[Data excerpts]
------
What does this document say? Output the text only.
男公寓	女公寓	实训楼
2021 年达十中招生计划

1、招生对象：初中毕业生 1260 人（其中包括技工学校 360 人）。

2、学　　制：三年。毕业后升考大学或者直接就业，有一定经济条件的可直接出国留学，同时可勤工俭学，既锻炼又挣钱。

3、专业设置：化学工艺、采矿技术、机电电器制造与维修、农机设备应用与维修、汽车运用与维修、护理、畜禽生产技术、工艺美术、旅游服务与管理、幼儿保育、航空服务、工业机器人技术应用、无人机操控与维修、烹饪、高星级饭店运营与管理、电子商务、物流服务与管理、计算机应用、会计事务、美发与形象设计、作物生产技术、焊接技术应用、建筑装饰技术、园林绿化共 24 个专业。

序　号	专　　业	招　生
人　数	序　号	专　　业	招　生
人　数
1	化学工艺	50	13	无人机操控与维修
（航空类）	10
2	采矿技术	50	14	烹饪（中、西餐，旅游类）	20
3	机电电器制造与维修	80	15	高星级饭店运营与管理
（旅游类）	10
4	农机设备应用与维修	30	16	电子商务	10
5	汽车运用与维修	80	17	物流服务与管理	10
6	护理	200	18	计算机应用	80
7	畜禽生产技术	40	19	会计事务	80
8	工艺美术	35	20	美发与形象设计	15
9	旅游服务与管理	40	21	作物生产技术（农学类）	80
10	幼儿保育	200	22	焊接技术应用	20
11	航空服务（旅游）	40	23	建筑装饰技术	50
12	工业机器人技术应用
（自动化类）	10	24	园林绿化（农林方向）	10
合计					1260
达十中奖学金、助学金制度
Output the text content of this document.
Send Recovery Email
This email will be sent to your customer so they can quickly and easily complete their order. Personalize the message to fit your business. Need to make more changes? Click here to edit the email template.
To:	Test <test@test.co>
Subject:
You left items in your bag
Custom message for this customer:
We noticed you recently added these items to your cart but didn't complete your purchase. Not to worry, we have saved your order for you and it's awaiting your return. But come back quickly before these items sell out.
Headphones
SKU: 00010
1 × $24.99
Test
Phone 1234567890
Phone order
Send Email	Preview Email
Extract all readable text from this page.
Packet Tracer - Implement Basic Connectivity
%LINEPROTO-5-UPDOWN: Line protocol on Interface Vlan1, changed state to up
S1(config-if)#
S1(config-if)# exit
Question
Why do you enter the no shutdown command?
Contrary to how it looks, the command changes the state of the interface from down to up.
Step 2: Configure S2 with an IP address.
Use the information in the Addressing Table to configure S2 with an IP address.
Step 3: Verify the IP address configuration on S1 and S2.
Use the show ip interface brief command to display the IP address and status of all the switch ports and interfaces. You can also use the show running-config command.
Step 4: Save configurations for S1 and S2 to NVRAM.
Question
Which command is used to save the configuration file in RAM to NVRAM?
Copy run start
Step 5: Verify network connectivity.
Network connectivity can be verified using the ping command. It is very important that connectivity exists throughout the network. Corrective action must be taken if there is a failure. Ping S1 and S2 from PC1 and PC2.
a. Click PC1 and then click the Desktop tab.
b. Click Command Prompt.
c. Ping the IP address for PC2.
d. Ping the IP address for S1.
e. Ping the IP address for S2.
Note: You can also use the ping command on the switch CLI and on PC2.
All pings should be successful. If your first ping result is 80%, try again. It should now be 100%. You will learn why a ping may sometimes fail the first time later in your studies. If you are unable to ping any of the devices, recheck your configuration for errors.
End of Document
------
* _TASK DESCRIPTION_: Write out all the records above again, exactly as they stand.

* _PROBLEM SOLUTION_:
What does this document say? Output the text only.
男公寓	女公寓	实训楼
2021 年达十中招生计划

1、招生对象：初中毕业生 1260 人（其中包括技工学校 360 人）。

2、学　　制：三年。毕业后升考大学或者直接就业，有一定经济条件的可直接出国留学，同时可勤工俭学，既锻炼又挣钱。

3、专业设置：化学工艺、采矿技术、机电电器制造与维修、农机设备应用与维修、汽车运用与维修、护理、畜禽生产技术、工艺美术、旅游服务与管理、幼儿保育、航空服务、工业机器人技术应用、无人机操控与维修、烹饪、高星级饭店运营与管理、电子商务、物流服务与管理、计算机应用、会计事务、美发与形象设计、作物生产技术、焊接技术应用、建筑装饰技术、园林绿化共 24 个专业。

序　号	专　　业	招　生
人　数	序　号	专　　业	招　生
人　数
1	化学工艺	50	13	无人机操控与维修
（航空类）	10
2	采矿技术	50	14	烹饪（中、西餐，旅游类）	20
3	机电电器制造与维修	80	15	高星级饭店运营与管理
（旅游类）	10
4	农机设备应用与维修	30	16	电子商务	10
5	汽车运用与维修	80	17	物流服务与管理	10
6	护理	200	18	计算机应用	80
7	畜禽生产技术	40	19	会计事务	80
8	工艺美术	35	20	美发与形象设计	15
9	旅游服务与管理	40	21	作物生产技术（农学类）	80
10	幼儿保育	200	22	焊接技术应用	20
11	航空服务（旅游）	40	23	建筑装饰技术	50
12	工业机器人技术应用
（自动化类）	10	24	园林绿化（农林方向）	10
合计					1260
达十中奖学金、助学金制度
Output the text content of this document.
Send Recovery Email
This email will be sent to your customer so they can quickly and easily complete their order. Personalize the message to fit your business. Need to make more changes? Click here to edit the email template.
To:	Test <test@test.co>
Subject:
You left items in your bag
Custom message for this customer:
We noticed you recently added these items to your cart but didn't complete your purchase. Not to worry, we have saved your order for you and it's awaiting your return. But come back quickly before these items sell out.
Headphones
SKU: 00010
1 × $24.99
Test
Phone 1234567890
Phone order
Send Email	Preview Email
Extract all readable text from this page.
Packet Tracer - Implement Basic Connectivity
%LINEPROTO-5-UPDOWN: Line protocol on Interface Vlan1, changed state to up
S1(config-if)#
S1(config-if)# exit
Question
Why do you enter the no shutdown command?
Contrary to how it looks, the command changes the state of the interface from down to up.
Step 2: Configure S2 with an IP address.
Use the information in the Addressing Table to configure S2 with an IP address.
Step 3: Verify the IP address configuration on S1 and S2.
Use the show ip interface brief command to display the IP address and status of all the switch ports and interfaces. You can also use the show running-config command.
Step 4: Save configurations for S1 and S2 to NVRAM.
Question
Which command is used to save the configuration file in RAM to NVRAM?
Copy run start
Step 5: Verify network connectivity.
Network connectivity can be verified using the ping command. It is very important that connectivity exists throughout the network. Corrective action must be taken if there is a failure. Ping S1 and S2 from PC1 and PC2.
a. Click PC1 and then click the Desktop tab.
b. Click Command Prompt.
c. Ping the IP address for PC2.
d. Ping the IP address for S1.
e. Ping the IP address for S2.
Note: You can also use the ping command on the switch CLI and on PC2.
All pings should be successful. If your first ping result is 80%, try again. It should now be 100%. You will learn why a ping may sometimes fail the first time later in your studies. If you are unable to ping any of the devices, recheck your configuration for errors.
End of Document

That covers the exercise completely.